→ **Entries shown**:
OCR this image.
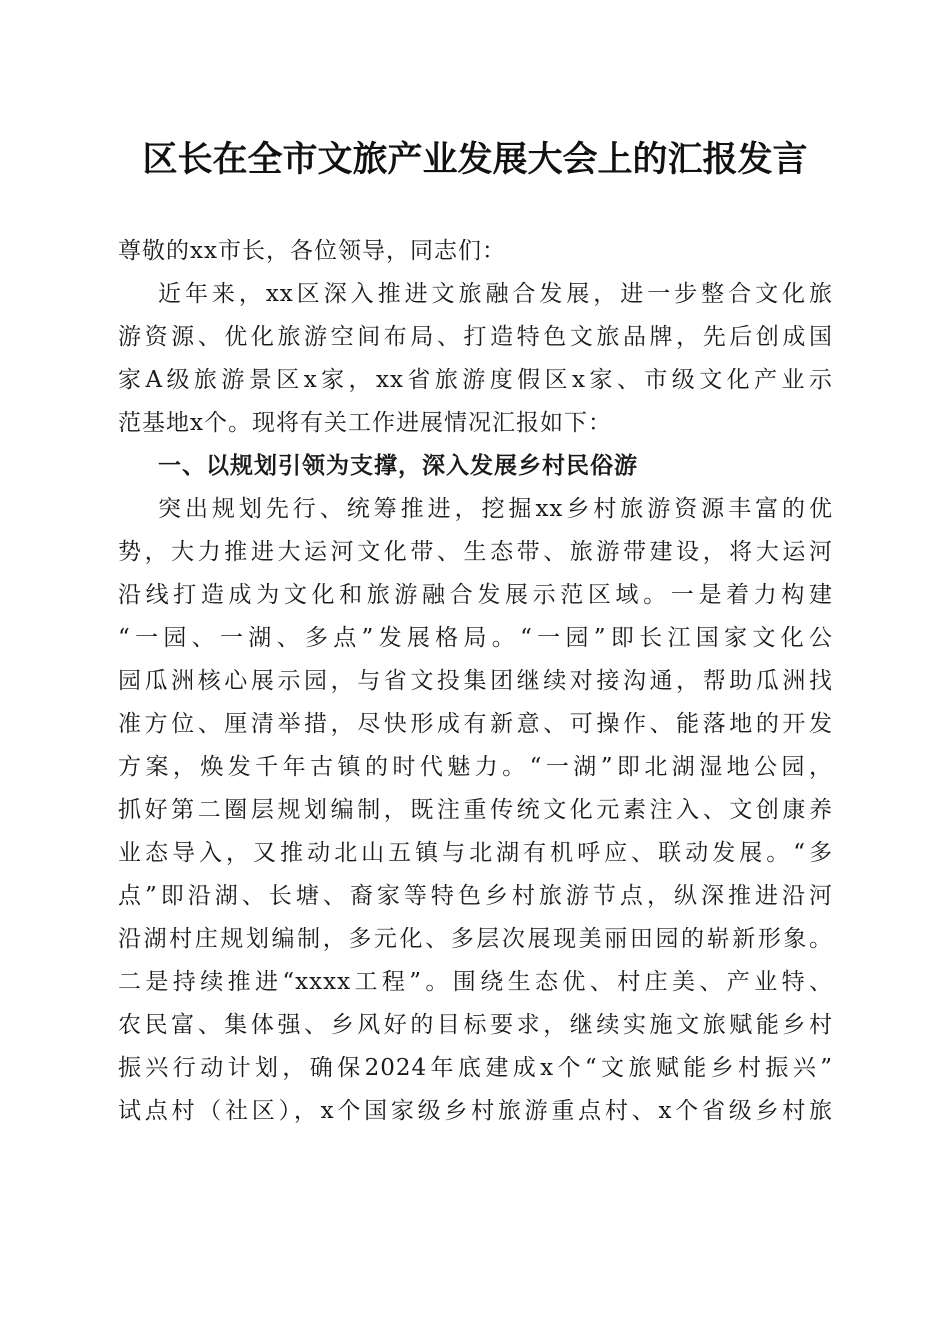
区长在全市文旅产业发展大会上的汇报发言
尊敬的xx市长，各位领导，同志们：
近年来，xx区深入推进文旅融合发展，进一步整合文化旅
游资源、优化旅游空间布局、打造特色文旅品牌，先后创成国
家A级旅游景区x家，xx省旅游度假区x家、市级文化产业示
范基地x个。现将有关工作进展情况汇报如下：
一、以规划引领为支撑，深入发展乡村民俗游
突出规划先行、统筹推进，挖掘xx乡村旅游资源丰富的优
势，大力推进大运河文化带、生态带、旅游带建设，将大运河
沿线打造成为文化和旅游融合发展示范区域。一是着力构建
“一园、一湖、多点”发展格局。“一园”即长江国家文化公
园瓜洲核心展示园，与省文投集团继续对接沟通，帮助瓜洲找
准方位、厘清举措，尽快形成有新意、可操作、能落地的开发
方案，焕发千年古镇的时代魅力。“一湖”即北湖湿地公园，
抓好第二圈层规划编制，既注重传统文化元素注入、文创康养
业态导入，又推动北山五镇与北湖有机呼应、联动发展。“多
点”即沿湖、长塘、裔家等特色乡村旅游节点，纵深推进沿河
沿湖村庄规划编制，多元化、多层次展现美丽田园的崭新形象。
二是持续推进“xxxx工程”。围绕生态优、村庄美、产业特、
农民富、集体强、乡风好的目标要求，继续实施文旅赋能乡村
振兴行动计划，确保2024年底建成x个“文旅赋能乡村振兴”
试点村（社区），x个国家级乡村旅游重点村、x个省级乡村旅
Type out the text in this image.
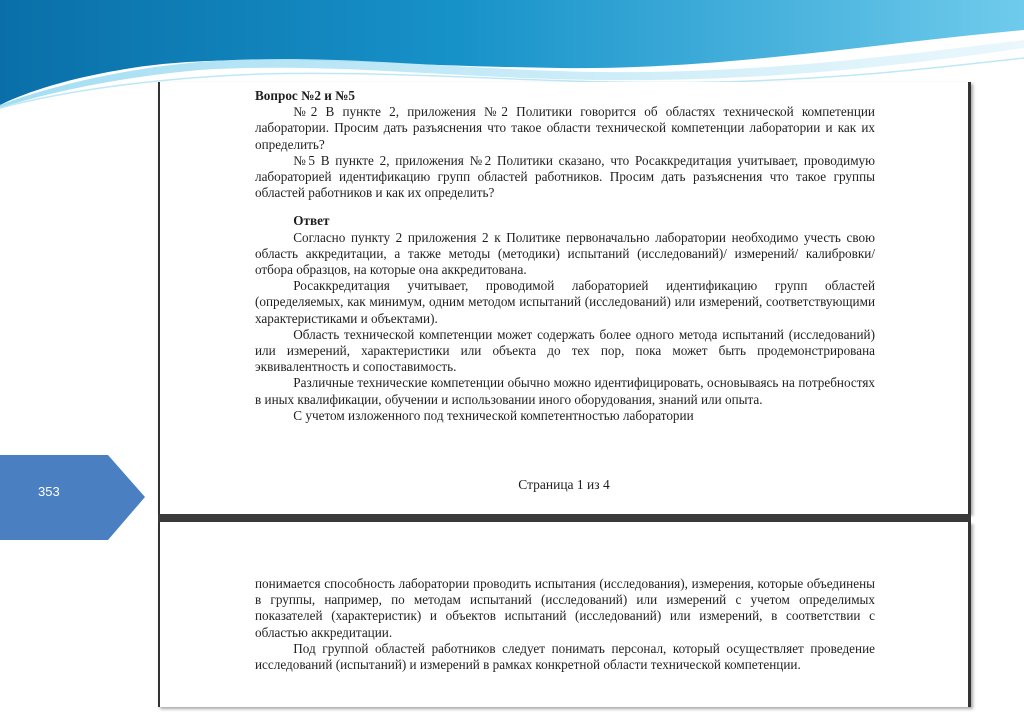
353

Вопрос №2 и №5

№2 В пункте 2, приложения №2 Политики говорится об областях технической компетенции лаборатории. Просим дать разъяснения что такое области технической компетенции лаборатории и как их определить?

№5 В пункте 2, приложения №2 Политики сказано, что Росаккредитация учитывает, проводимую лабораторией идентификацию групп областей работников. Просим дать разъяснения что такое группы областей работников и как их определить?

Ответ

Согласно пункту 2 приложения 2 к Политике первоначально лаборатории необходимо учесть свою область аккредитации, а также методы (методики) испытаний (исследований)/ измерений/ калибровки/ отбора образцов, на которые она аккредитована.

Росаккредитация учитывает, проводимой лабораторией идентификацию групп областей (определяемых, как минимум, одним методом испытаний (исследований) или измерений, соответствующими характеристиками и объектами).

Область технической компетенции может содержать более одного метода испытаний (исследований) или измерений, характеристики или объекта до тех пор, пока может быть продемонстрирована эквивалентность и сопоставимость.

Различные технические компетенции обычно можно идентифицировать, основываясь на потребностях в иных квалификации, обучении и использовании иного оборудования, знаний или опыта.

С учетом изложенного под технической компетентностью лаборатории

Страница 1 из 4

понимается способность лаборатории проводить испытания (исследования), измерения, которые объединены в группы, например, по методам испытаний (исследований) или измерений с учетом определимых показателей (характеристик) и объектов испытаний (исследований) или измерений, в соответствии с областью аккредитации.

Под группой областей работников следует понимать персонал, который осуществляет проведение исследований (испытаний) и измерений в рамках конкретной области технической компетенции.
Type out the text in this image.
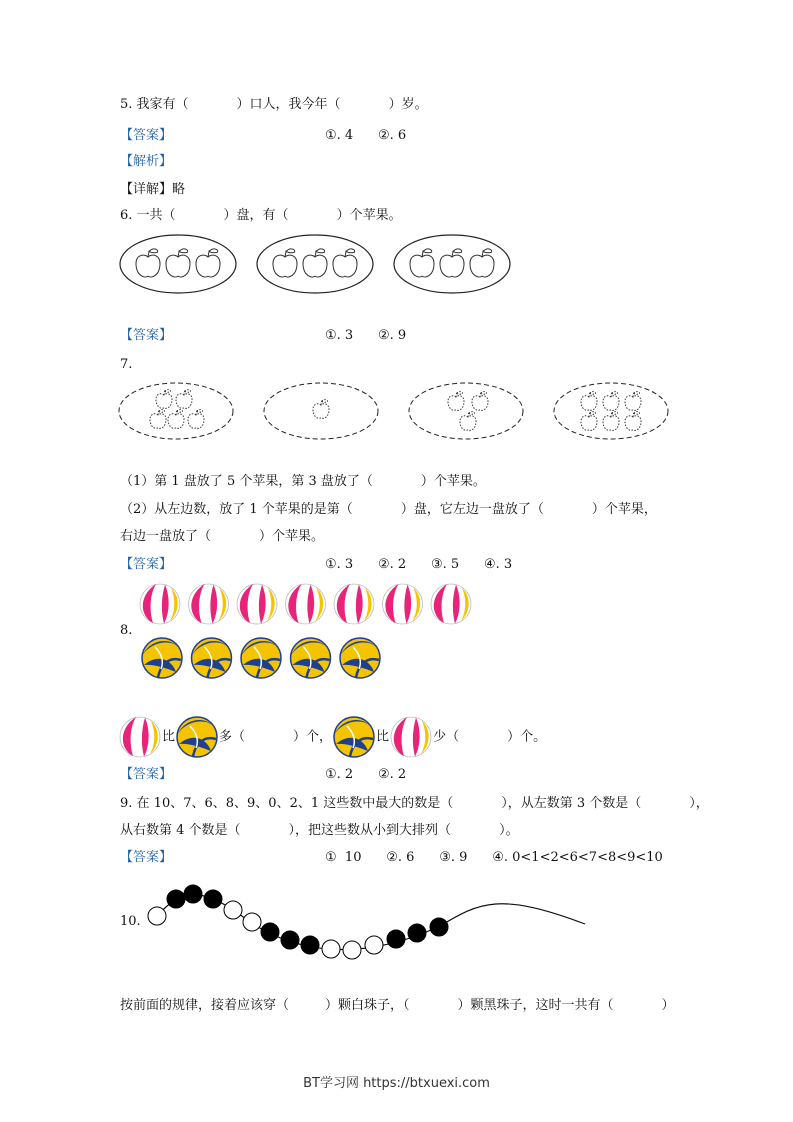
5. 我家有（	）口人，我今年（	）岁。
【答案】	①. 4      ②. 6
【解析】
【详解】略
6. 一共（	）盘，有（	）个苹果。
【答案】	①. 3      ②. 9
7.
（1）第 1 盘放了 5 个苹果，第 3 盘放了（	）个苹果。
（2）从左边数，放了 1 个苹果的是第（	）盘，它左边一盘放了（	）个苹果，
右边一盘放了（	）个苹果。
【答案】	①. 3      ②. 2      ③. 5      ④. 3
8.
比	多（	）个，	比	少（	）个。
【答案】	①. 2      ②. 2
9. 在 10、7、6、8、9、0、2、1 这些数中最大的数是（	），从左数第 3 个数是（	），
从右数第 4 个数是（	），把这些数从小到大排列（	）。
【答案】	①  10      ②. 6      ③. 9      ④. 0<1<2<6<7<8<9<10
10.
按前面的规律，接着应该穿（	）颗白珠子，（	）颗黑珠子，这时一共有（	）
BT学习网 https://btxuexi.com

→ **Exercise**: Using the listing, copy every line where the word "приложения" shows up.

→ **Task result**:
№2 В пункте 2, приложения №2 Политики говорится об областях технической компетенции лаборатории. Просим дать разъяснения что такое области технической компетенции лаборатории и как их определить?
№5 В пункте 2, приложения №2 Политики сказано, что Росаккредитация учитывает, проводимую лабораторией идентификацию групп областей работников. Просим дать разъяснения что такое группы областей работников и как их определить?
Согласно пункту 2 приложения 2 к Политике первоначально лаборатории необходимо учесть свою область аккредитации, а также методы (методики) испытаний (исследований)/ измерений/ калибровки/ отбора образцов, на которые она аккредитована.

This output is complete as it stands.